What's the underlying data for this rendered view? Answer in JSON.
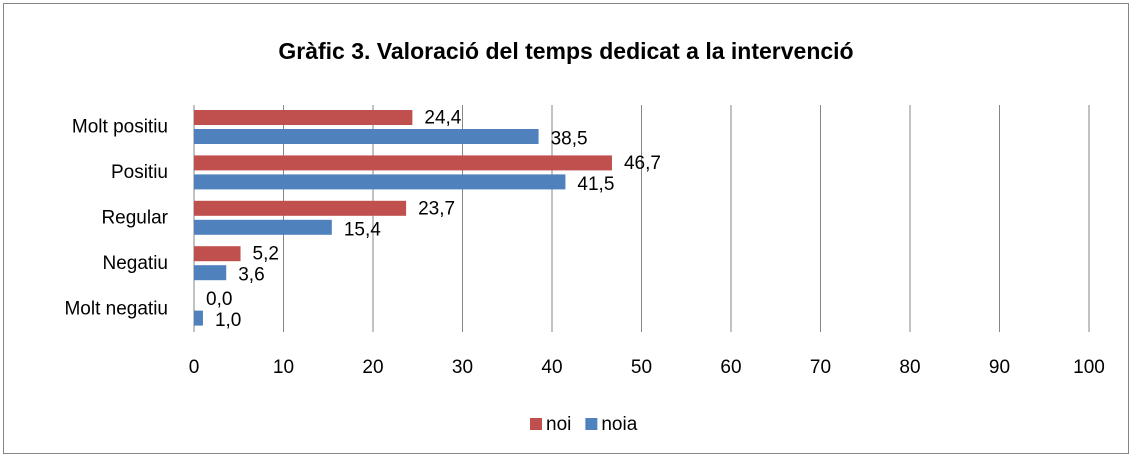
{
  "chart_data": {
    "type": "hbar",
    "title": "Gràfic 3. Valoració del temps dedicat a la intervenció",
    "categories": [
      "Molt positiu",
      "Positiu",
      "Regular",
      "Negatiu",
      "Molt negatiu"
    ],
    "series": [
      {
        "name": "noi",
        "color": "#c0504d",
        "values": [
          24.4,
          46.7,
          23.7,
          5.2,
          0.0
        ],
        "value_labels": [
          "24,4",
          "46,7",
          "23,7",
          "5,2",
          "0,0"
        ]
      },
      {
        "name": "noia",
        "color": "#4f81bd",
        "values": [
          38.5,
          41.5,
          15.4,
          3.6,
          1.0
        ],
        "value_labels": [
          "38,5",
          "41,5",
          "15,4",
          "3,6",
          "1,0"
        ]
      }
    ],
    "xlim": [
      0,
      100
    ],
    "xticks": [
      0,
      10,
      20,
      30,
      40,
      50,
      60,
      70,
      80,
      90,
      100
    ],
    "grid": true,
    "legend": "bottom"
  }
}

--

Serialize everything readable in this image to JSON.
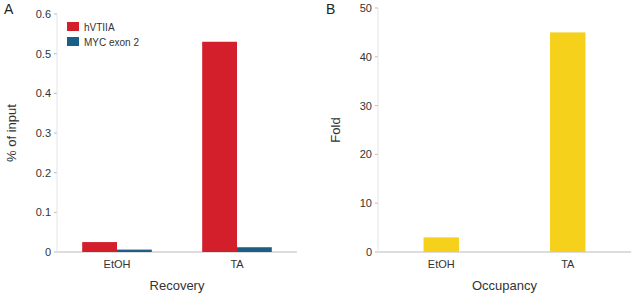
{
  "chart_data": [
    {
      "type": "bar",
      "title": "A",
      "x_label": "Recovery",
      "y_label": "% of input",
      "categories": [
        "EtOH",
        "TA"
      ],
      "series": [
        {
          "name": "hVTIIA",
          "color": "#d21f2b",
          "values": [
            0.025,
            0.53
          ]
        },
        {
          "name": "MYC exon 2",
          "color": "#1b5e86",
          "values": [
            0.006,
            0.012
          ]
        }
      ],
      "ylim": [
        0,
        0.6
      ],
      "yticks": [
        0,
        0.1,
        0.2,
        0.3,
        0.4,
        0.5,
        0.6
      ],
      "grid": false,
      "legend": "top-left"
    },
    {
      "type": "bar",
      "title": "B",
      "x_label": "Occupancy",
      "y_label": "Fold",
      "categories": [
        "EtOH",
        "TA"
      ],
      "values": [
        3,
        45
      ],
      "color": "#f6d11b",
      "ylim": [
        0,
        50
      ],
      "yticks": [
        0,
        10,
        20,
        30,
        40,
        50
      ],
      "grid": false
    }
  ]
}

--

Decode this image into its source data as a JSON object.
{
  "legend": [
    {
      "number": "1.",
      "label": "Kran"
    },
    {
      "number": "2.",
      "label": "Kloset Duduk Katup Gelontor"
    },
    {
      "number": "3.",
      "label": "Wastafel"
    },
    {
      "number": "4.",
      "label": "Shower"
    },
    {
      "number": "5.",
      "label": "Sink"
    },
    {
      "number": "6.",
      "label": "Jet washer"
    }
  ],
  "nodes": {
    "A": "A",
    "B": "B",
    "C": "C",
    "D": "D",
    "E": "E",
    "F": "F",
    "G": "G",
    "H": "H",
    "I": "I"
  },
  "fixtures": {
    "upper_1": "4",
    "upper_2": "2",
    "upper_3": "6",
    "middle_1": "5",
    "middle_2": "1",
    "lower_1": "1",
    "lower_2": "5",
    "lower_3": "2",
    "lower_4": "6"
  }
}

TASK PROMPT:
Reply with only the number of lines in the entries that contain the word "this".

THE OUTPUT:
3